_Task to carry out_. Collect each line of the entries that holds the string "Taxa".

-- Start Records provided --

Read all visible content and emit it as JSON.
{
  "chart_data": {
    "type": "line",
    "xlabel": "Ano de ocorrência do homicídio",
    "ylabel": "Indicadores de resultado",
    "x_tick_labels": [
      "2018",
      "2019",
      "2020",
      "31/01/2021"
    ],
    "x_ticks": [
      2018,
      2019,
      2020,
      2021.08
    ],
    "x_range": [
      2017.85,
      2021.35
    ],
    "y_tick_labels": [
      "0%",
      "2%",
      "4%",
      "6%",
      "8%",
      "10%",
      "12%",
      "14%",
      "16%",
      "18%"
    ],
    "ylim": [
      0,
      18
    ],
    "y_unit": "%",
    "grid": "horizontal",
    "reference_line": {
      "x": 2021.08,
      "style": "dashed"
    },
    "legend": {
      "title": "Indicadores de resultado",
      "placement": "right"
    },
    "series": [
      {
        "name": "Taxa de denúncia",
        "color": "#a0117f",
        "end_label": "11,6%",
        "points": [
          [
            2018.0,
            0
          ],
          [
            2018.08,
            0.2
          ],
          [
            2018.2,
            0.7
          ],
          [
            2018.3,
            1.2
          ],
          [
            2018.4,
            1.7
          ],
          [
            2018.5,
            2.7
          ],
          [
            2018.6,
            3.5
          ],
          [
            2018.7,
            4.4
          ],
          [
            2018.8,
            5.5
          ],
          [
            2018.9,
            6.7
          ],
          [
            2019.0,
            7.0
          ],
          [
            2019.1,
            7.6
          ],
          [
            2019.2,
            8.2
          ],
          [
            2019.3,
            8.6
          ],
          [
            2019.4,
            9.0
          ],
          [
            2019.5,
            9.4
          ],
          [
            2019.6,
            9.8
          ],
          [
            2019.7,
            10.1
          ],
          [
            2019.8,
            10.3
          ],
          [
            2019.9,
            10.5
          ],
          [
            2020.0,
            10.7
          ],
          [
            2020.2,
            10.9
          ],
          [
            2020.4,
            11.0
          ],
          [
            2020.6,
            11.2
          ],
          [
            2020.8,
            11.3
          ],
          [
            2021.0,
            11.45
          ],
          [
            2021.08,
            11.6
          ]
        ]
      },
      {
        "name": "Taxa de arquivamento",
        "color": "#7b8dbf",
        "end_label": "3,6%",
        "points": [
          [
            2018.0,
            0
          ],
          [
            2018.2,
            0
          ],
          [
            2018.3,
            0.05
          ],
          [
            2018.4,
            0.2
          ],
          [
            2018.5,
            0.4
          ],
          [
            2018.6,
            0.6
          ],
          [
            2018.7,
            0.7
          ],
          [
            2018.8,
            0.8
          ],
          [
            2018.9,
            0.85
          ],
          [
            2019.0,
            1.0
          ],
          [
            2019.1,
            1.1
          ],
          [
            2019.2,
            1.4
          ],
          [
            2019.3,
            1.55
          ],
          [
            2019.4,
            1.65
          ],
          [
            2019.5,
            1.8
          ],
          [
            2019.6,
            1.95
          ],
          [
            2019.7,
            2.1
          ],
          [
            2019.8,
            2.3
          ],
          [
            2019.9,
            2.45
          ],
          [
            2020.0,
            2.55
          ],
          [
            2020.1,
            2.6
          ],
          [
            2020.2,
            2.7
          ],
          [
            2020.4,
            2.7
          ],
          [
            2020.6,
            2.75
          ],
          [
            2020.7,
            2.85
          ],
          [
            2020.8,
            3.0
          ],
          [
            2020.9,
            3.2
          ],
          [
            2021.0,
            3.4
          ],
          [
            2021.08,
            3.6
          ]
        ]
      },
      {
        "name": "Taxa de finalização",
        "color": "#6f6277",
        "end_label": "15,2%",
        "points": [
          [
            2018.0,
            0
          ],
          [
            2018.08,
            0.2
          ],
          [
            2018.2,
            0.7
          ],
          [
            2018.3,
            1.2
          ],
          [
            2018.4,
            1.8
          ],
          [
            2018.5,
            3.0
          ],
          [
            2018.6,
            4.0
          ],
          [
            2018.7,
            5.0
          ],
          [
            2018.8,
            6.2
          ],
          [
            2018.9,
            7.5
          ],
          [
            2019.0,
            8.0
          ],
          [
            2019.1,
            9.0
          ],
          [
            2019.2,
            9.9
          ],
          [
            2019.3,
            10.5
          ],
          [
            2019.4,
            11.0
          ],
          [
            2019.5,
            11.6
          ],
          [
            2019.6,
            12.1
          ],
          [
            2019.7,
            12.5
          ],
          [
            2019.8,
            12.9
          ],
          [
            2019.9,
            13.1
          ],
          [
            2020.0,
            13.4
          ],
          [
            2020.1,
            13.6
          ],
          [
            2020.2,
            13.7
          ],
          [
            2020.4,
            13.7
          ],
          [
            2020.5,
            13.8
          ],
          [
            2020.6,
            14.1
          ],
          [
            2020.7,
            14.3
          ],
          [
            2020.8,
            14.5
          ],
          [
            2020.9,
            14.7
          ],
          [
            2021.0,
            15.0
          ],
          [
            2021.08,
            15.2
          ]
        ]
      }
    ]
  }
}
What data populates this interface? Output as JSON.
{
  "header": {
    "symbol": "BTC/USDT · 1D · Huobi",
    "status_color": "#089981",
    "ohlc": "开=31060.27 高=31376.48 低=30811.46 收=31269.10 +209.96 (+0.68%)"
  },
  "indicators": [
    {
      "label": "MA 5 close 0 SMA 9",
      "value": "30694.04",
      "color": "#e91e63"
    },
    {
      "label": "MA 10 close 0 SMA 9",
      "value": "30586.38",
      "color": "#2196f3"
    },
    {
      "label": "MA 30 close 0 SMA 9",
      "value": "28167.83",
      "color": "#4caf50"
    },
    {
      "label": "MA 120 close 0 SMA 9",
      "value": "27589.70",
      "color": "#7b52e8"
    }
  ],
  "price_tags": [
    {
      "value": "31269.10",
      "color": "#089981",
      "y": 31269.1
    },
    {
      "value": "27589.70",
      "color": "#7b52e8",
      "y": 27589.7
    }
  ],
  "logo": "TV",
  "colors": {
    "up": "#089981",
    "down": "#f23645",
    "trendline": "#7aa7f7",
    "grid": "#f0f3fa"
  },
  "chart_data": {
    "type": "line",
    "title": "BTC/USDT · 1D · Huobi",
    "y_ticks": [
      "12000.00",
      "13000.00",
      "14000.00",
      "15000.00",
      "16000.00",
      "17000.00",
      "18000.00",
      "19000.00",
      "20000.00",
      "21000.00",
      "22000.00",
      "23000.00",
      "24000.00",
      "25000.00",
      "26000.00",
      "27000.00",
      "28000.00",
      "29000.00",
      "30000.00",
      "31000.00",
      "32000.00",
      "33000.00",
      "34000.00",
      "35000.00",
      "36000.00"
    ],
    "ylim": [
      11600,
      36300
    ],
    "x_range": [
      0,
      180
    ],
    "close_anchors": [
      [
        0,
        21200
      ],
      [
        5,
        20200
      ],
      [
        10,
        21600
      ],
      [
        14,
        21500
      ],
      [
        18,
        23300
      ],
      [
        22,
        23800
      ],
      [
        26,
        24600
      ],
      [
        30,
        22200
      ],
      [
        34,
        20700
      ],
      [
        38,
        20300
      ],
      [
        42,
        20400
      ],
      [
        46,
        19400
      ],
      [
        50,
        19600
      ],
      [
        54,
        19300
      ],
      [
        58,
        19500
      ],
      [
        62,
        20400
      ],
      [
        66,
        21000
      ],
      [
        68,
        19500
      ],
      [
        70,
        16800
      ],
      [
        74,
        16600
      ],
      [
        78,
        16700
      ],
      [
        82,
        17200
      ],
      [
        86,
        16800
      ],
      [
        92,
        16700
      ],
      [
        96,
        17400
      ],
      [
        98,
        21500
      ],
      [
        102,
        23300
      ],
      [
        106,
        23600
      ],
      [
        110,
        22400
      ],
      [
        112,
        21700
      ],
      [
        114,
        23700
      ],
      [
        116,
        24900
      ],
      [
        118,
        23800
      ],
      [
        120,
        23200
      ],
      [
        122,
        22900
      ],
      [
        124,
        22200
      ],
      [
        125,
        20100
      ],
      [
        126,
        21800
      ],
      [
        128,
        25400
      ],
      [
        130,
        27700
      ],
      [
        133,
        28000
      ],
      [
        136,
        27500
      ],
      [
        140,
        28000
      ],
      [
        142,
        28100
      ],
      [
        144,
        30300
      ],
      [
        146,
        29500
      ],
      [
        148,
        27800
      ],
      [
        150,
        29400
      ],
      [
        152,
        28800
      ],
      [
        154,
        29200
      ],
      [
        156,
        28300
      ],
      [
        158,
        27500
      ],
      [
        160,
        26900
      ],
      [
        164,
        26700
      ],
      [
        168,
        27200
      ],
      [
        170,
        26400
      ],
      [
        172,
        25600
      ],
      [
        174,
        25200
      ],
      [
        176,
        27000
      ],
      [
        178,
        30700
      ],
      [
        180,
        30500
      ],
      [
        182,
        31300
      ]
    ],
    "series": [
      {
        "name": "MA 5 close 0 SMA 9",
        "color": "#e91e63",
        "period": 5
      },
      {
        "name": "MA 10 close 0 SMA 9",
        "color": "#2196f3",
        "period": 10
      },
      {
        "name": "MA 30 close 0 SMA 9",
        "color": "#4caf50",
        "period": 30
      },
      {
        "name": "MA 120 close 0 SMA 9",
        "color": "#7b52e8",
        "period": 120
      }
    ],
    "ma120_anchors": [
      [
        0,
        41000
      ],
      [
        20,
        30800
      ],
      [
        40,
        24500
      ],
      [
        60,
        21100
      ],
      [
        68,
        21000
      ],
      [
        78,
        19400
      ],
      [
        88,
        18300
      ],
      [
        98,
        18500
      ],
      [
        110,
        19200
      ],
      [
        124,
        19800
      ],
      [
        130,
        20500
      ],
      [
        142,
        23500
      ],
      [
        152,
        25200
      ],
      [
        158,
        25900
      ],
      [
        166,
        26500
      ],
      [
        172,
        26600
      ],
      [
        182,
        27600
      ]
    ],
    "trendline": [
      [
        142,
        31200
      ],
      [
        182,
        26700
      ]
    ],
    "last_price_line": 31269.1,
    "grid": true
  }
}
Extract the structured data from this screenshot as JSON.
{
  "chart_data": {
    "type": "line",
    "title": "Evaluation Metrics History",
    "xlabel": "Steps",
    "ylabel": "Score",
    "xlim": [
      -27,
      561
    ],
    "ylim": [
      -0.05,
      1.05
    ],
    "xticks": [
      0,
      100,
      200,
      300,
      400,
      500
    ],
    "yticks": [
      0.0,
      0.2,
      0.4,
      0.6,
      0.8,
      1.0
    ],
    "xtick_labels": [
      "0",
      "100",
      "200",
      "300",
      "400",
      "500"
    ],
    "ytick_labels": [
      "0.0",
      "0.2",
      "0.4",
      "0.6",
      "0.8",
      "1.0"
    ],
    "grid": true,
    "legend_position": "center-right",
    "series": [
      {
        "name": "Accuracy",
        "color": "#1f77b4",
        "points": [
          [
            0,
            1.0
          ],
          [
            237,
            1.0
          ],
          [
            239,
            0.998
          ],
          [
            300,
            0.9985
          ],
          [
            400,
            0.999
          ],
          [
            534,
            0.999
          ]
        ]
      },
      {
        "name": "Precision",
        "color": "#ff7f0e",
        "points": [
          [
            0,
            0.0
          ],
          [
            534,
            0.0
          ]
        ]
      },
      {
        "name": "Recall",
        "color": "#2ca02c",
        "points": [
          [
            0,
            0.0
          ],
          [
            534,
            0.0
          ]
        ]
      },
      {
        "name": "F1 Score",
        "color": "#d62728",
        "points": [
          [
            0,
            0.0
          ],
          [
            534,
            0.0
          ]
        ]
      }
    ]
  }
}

-- End Records provided --

_Output of the task_.
        "name": "Taxa de denúncia",
        "name": "Taxa de arquivamento",
        "name": "Taxa de finalização",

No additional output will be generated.